Each record below is to be reproduced without any change.

§ Data records
--- Begin ---

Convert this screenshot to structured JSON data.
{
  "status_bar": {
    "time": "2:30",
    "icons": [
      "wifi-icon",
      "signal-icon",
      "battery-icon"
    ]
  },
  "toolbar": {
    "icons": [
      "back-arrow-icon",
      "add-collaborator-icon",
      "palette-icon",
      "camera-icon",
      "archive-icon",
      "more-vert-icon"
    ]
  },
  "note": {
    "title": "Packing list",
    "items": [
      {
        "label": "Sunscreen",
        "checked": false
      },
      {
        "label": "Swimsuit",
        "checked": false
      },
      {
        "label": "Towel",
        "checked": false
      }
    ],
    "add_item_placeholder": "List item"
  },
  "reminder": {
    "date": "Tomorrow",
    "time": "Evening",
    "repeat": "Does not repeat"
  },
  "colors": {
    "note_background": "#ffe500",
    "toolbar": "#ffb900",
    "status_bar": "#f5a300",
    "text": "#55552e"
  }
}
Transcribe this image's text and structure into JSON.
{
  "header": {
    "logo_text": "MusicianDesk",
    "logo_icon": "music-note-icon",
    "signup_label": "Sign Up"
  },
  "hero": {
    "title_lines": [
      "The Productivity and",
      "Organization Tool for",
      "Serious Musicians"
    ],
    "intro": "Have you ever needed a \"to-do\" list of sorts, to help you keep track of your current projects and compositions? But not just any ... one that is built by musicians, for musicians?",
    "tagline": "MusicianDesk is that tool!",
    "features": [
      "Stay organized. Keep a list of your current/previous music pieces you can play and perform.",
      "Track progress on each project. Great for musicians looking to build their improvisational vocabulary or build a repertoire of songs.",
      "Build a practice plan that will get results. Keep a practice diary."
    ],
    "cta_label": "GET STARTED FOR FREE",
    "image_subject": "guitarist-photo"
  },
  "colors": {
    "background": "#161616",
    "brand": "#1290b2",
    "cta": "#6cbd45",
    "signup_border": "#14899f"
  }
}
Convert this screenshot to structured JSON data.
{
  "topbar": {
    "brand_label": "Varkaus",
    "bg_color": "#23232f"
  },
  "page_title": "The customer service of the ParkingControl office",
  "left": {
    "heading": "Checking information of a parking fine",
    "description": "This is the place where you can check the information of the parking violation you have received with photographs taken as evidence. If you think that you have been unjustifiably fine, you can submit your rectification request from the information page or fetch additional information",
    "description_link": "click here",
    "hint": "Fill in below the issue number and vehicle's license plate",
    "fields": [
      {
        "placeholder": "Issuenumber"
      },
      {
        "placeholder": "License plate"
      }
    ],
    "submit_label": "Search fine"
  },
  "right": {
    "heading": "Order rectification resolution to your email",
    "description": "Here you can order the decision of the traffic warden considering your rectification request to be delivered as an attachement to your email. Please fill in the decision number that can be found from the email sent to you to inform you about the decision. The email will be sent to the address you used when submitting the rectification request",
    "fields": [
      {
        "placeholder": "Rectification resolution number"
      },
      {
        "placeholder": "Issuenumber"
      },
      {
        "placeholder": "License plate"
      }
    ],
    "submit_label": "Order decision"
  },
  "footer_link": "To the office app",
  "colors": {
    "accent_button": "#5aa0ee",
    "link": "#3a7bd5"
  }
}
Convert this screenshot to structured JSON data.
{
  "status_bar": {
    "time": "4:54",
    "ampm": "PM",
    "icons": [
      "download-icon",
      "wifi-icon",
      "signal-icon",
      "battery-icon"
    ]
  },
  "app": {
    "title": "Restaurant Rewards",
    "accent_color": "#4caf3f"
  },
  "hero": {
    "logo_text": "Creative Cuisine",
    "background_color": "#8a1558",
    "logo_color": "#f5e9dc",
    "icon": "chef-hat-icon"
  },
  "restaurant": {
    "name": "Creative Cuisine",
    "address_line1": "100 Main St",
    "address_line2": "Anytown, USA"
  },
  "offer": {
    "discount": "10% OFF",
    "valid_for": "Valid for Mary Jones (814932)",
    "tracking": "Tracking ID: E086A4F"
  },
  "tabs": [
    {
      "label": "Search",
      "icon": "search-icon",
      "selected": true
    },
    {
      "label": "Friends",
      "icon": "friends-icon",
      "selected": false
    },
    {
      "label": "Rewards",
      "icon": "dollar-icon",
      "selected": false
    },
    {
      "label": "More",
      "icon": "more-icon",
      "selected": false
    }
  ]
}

--- End ---

§ The result
Convert this screenshot to structured JSON data.
{
  "status_bar": {
    "time": "2:30",
    "icons": [
      "wifi-icon",
      "signal-icon",
      "battery-icon"
    ]
  },
  "toolbar": {
    "icons": [
      "back-arrow-icon",
      "add-collaborator-icon",
      "palette-icon",
      "camera-icon",
      "archive-icon",
      "more-vert-icon"
    ]
  },
  "note": {
    "title": "Packing list",
    "items": [
      {
        "label": "Sunscreen",
        "checked": false
      },
      {
        "label": "Swimsuit",
        "checked": false
      },
      {
        "label": "Towel",
        "checked": false
      }
    ],
    "add_item_placeholder": "List item"
  },
  "reminder": {
    "date": "Tomorrow",
    "time": "Evening",
    "repeat": "Does not repeat"
  },
  "colors": {
    "note_background": "#ffe500",
    "toolbar": "#ffb900",
    "status_bar": "#f5a300",
    "text": "#55552e"
  }
}
Transcribe this image's text and structure into JSON.
{
  "header": {
    "logo_text": "MusicianDesk",
    "logo_icon": "music-note-icon",
    "signup_label": "Sign Up"
  },
  "hero": {
    "title_lines": [
      "The Productivity and",
      "Organization Tool for",
      "Serious Musicians"
    ],
    "intro": "Have you ever needed a \"to-do\" list of sorts, to help you keep track of your current projects and compositions? But not just any ... one that is built by musicians, for musicians?",
    "tagline": "MusicianDesk is that tool!",
    "features": [
      "Stay organized. Keep a list of your current/previous music pieces you can play and perform.",
      "Track progress on each project. Great for musicians looking to build their improvisational vocabulary or build a repertoire of songs.",
      "Build a practice plan that will get results. Keep a practice diary."
    ],
    "cta_label": "GET STARTED FOR FREE",
    "image_subject": "guitarist-photo"
  },
  "colors": {
    "background": "#161616",
    "brand": "#1290b2",
    "cta": "#6cbd45",
    "signup_border": "#14899f"
  }
}
Convert this screenshot to structured JSON data.
{
  "topbar": {
    "brand_label": "Varkaus",
    "bg_color": "#23232f"
  },
  "page_title": "The customer service of the ParkingControl office",
  "left": {
    "heading": "Checking information of a parking fine",
    "description": "This is the place where you can check the information of the parking violation you have received with photographs taken as evidence. If you think that you have been unjustifiably fine, you can submit your rectification request from the information page or fetch additional information",
    "description_link": "click here",
    "hint": "Fill in below the issue number and vehicle's license plate",
    "fields": [
      {
        "placeholder": "Issuenumber"
      },
      {
        "placeholder": "License plate"
      }
    ],
    "submit_label": "Search fine"
  },
  "right": {
    "heading": "Order rectification resolution to your email",
    "description": "Here you can order the decision of the traffic warden considering your rectification request to be delivered as an attachement to your email. Please fill in the decision number that can be found from the email sent to you to inform you about the decision. The email will be sent to the address you used when submitting the rectification request",
    "fields": [
      {
        "placeholder": "Rectification resolution number"
      },
      {
        "placeholder": "Issuenumber"
      },
      {
        "placeholder": "License plate"
      }
    ],
    "submit_label": "Order decision"
  },
  "footer_link": "To the office app",
  "colors": {
    "accent_button": "#5aa0ee",
    "link": "#3a7bd5"
  }
}
Convert this screenshot to structured JSON data.
{
  "status_bar": {
    "time": "4:54",
    "ampm": "PM",
    "icons": [
      "download-icon",
      "wifi-icon",
      "signal-icon",
      "battery-icon"
    ]
  },
  "app": {
    "title": "Restaurant Rewards",
    "accent_color": "#4caf3f"
  },
  "hero": {
    "logo_text": "Creative Cuisine",
    "background_color": "#8a1558",
    "logo_color": "#f5e9dc",
    "icon": "chef-hat-icon"
  },
  "restaurant": {
    "name": "Creative Cuisine",
    "address_line1": "100 Main St",
    "address_line2": "Anytown, USA"
  },
  "offer": {
    "discount": "10% OFF",
    "valid_for": "Valid for Mary Jones (814932)",
    "tracking": "Tracking ID: E086A4F"
  },
  "tabs": [
    {
      "label": "Search",
      "icon": "search-icon",
      "selected": true
    },
    {
      "label": "Friends",
      "icon": "friends-icon",
      "selected": false
    },
    {
      "label": "Rewards",
      "icon": "dollar-icon",
      "selected": false
    },
    {
      "label": "More",
      "icon": "more-icon",
      "selected": false
    }
  ]
}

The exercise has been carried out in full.